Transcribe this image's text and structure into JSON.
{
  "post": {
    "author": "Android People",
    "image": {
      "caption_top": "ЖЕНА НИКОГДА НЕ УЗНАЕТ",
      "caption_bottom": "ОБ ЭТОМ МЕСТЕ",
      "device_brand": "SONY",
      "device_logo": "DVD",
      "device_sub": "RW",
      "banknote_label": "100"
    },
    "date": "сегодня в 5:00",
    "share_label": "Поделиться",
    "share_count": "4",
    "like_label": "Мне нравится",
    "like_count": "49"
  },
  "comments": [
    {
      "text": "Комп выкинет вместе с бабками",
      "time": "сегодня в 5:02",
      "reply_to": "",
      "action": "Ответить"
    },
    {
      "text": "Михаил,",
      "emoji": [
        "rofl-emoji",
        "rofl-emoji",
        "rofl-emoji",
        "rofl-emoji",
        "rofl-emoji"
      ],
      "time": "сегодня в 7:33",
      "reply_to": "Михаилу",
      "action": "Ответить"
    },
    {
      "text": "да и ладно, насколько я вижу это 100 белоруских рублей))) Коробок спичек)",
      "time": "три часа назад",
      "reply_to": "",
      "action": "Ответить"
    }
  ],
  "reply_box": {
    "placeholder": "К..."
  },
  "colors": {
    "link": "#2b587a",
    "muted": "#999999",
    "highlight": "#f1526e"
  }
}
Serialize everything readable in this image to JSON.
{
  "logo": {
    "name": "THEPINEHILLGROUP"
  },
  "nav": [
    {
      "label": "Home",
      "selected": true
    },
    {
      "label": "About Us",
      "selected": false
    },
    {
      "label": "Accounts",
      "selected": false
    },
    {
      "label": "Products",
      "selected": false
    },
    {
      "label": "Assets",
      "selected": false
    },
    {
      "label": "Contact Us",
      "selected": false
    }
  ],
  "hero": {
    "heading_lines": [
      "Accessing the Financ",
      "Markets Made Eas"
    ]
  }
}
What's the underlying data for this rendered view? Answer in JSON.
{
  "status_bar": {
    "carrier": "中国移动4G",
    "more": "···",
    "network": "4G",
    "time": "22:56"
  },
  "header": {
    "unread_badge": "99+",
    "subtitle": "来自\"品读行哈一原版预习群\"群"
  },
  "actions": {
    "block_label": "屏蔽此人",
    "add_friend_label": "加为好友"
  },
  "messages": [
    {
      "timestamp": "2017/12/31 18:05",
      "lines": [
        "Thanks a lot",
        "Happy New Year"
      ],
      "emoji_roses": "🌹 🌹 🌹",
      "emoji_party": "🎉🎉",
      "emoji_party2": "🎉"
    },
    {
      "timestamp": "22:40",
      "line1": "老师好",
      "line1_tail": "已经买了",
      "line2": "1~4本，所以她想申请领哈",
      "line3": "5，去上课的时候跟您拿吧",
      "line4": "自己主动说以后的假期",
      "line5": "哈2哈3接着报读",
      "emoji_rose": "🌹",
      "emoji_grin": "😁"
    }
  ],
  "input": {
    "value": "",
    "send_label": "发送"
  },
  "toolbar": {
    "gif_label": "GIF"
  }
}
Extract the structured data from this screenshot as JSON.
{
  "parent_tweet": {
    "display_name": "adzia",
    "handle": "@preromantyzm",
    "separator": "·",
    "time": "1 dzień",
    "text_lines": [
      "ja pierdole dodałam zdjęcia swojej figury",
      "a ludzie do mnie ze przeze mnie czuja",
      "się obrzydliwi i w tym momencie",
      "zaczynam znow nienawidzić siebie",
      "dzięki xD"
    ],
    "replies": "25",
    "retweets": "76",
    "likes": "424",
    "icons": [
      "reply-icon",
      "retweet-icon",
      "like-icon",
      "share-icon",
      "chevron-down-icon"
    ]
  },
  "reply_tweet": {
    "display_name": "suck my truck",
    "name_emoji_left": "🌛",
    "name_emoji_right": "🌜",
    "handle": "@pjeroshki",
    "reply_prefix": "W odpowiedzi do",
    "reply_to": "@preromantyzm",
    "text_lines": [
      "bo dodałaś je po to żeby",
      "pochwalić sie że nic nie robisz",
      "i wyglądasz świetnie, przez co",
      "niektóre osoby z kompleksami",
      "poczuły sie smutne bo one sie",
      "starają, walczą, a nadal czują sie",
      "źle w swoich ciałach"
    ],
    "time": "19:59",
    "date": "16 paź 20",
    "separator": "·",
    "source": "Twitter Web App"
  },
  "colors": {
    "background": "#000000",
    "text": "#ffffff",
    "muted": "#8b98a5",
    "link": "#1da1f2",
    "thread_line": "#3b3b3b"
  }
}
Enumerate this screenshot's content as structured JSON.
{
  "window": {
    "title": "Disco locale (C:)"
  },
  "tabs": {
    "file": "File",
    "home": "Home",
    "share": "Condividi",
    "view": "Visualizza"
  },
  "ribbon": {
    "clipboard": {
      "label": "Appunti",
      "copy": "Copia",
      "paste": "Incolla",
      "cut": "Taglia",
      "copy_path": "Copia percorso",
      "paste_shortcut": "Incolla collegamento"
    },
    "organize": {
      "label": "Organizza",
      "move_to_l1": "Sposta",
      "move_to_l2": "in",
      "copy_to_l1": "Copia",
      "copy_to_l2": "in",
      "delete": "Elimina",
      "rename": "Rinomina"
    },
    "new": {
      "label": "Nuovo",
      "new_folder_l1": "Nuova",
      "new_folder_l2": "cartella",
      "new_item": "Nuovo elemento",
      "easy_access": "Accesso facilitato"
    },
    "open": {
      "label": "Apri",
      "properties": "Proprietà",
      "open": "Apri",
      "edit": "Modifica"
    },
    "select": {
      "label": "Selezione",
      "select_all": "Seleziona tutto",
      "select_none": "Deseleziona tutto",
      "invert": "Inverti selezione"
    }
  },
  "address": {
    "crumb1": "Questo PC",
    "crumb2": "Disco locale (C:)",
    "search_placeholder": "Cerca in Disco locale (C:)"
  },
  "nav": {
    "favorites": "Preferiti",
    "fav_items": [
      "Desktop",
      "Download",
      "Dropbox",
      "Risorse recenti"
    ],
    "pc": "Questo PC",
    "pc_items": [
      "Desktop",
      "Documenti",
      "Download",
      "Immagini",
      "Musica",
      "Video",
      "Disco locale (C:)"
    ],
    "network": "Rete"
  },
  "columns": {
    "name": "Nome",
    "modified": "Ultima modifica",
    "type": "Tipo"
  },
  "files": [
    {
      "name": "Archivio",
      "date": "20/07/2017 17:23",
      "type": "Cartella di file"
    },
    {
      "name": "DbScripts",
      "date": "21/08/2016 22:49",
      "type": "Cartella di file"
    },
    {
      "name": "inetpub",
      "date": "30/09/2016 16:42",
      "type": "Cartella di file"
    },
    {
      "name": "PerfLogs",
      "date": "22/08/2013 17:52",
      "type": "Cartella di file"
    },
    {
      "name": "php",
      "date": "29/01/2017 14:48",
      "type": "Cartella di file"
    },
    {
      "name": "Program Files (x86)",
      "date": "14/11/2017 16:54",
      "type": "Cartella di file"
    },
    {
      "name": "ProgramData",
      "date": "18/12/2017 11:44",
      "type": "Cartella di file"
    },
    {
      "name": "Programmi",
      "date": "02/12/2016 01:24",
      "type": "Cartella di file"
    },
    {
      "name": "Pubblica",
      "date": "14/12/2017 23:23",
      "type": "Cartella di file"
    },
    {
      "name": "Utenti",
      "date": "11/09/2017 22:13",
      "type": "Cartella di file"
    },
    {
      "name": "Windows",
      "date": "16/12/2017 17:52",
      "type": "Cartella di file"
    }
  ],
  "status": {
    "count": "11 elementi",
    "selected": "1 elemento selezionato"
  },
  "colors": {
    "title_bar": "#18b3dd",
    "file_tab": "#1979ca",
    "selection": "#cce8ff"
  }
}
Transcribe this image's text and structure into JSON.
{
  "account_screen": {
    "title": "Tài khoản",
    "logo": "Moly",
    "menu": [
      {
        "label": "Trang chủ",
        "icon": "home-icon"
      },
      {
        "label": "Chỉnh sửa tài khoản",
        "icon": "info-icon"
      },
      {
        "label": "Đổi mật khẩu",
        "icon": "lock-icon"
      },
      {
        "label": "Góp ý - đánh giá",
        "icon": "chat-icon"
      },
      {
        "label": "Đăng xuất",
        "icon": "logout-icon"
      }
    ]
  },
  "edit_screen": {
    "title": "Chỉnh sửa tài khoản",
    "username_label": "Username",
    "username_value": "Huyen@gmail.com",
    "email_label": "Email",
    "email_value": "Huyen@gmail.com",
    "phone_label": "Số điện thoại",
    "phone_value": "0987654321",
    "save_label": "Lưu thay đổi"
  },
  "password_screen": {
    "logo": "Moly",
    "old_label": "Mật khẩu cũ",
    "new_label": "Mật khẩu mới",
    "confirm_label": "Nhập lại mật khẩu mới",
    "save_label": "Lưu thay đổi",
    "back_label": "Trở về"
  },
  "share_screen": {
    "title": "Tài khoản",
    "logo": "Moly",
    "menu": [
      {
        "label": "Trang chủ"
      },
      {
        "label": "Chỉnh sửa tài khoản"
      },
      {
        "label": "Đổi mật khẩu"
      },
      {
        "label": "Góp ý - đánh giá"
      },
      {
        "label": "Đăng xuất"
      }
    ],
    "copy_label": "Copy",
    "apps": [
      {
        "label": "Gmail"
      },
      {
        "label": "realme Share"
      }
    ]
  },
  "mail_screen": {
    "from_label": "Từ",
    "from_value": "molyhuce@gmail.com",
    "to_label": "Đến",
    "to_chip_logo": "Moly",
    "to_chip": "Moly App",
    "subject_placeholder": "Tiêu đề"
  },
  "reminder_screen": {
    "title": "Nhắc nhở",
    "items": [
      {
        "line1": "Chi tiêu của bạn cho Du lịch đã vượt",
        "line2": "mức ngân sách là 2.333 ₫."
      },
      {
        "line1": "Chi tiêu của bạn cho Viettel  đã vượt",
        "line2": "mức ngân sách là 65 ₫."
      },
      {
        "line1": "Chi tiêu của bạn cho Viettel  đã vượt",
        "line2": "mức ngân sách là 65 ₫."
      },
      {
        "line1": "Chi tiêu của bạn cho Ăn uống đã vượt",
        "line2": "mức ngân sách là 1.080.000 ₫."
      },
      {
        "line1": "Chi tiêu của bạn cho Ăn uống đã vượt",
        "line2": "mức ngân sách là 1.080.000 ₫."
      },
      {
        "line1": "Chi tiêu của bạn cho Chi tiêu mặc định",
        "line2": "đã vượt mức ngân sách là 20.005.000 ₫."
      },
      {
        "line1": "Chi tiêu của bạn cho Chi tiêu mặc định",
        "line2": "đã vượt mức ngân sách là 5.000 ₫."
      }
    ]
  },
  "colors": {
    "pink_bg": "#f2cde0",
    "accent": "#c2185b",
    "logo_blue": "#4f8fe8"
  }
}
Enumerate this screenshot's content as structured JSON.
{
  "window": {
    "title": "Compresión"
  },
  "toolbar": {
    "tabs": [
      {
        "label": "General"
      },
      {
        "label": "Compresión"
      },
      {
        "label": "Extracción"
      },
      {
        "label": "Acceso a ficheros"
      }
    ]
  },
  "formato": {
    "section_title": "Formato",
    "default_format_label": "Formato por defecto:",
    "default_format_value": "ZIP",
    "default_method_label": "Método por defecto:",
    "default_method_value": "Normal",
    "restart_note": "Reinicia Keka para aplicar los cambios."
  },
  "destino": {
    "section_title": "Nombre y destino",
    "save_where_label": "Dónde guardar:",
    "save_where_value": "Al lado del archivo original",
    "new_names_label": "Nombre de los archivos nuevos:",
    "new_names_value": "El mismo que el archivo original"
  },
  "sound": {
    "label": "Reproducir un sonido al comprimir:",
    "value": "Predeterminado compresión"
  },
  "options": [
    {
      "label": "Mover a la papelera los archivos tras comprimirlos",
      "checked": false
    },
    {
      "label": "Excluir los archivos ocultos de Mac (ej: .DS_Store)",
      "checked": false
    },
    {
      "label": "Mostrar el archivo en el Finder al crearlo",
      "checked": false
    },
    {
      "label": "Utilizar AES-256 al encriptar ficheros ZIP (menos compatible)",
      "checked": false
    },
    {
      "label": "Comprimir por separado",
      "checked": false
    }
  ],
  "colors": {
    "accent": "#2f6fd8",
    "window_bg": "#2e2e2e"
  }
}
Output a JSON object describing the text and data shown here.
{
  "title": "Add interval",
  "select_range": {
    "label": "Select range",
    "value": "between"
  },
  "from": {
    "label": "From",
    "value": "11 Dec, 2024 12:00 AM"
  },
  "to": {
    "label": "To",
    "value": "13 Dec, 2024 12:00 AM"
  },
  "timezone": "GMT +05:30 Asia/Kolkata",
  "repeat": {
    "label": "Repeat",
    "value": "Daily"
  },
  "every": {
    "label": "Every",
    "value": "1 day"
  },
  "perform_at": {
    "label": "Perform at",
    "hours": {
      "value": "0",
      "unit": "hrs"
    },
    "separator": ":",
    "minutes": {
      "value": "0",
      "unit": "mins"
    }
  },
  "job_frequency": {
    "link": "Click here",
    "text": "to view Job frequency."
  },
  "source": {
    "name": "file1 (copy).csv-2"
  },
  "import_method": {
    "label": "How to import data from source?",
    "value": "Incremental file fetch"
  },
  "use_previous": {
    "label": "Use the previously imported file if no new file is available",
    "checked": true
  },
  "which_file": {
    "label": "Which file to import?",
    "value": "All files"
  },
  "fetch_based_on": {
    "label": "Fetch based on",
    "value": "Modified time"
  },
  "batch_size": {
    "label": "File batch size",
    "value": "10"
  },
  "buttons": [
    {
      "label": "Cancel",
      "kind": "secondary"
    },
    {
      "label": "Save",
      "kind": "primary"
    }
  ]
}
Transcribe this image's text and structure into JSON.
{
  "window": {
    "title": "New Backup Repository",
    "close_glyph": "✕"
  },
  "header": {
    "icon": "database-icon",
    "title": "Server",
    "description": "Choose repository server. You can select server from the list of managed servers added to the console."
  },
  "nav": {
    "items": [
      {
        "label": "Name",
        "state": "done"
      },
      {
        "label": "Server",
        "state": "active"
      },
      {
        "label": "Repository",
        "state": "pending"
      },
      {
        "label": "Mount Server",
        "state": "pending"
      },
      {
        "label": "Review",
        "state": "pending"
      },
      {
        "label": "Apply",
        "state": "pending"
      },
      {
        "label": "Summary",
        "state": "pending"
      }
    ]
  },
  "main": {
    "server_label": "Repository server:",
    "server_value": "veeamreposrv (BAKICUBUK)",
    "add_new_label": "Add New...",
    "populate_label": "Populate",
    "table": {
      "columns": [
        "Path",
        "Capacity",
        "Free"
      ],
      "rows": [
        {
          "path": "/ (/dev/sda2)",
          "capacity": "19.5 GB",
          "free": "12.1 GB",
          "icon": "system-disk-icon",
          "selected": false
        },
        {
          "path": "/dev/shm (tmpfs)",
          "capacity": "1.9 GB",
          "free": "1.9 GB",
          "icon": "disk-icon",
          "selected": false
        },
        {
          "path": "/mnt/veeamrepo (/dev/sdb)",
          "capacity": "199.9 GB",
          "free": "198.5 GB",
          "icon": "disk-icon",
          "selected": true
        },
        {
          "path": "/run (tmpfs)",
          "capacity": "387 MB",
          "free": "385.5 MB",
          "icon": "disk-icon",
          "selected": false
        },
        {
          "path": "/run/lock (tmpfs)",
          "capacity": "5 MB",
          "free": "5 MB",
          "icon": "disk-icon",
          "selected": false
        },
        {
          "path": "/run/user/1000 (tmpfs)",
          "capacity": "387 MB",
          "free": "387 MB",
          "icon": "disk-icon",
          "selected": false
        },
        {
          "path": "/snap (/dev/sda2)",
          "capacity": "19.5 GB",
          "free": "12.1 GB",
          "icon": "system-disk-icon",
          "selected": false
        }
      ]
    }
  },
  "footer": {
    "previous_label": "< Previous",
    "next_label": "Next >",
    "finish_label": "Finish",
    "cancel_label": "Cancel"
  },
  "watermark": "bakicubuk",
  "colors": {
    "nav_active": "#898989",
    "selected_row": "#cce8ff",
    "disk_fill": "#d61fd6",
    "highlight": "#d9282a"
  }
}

---+---

What needs to be done →
Your task is to gather all lines from the entries above that hold the word "preromantyzm".

Final result →
    "handle": "@preromantyzm",
    "reply_to": "@preromantyzm",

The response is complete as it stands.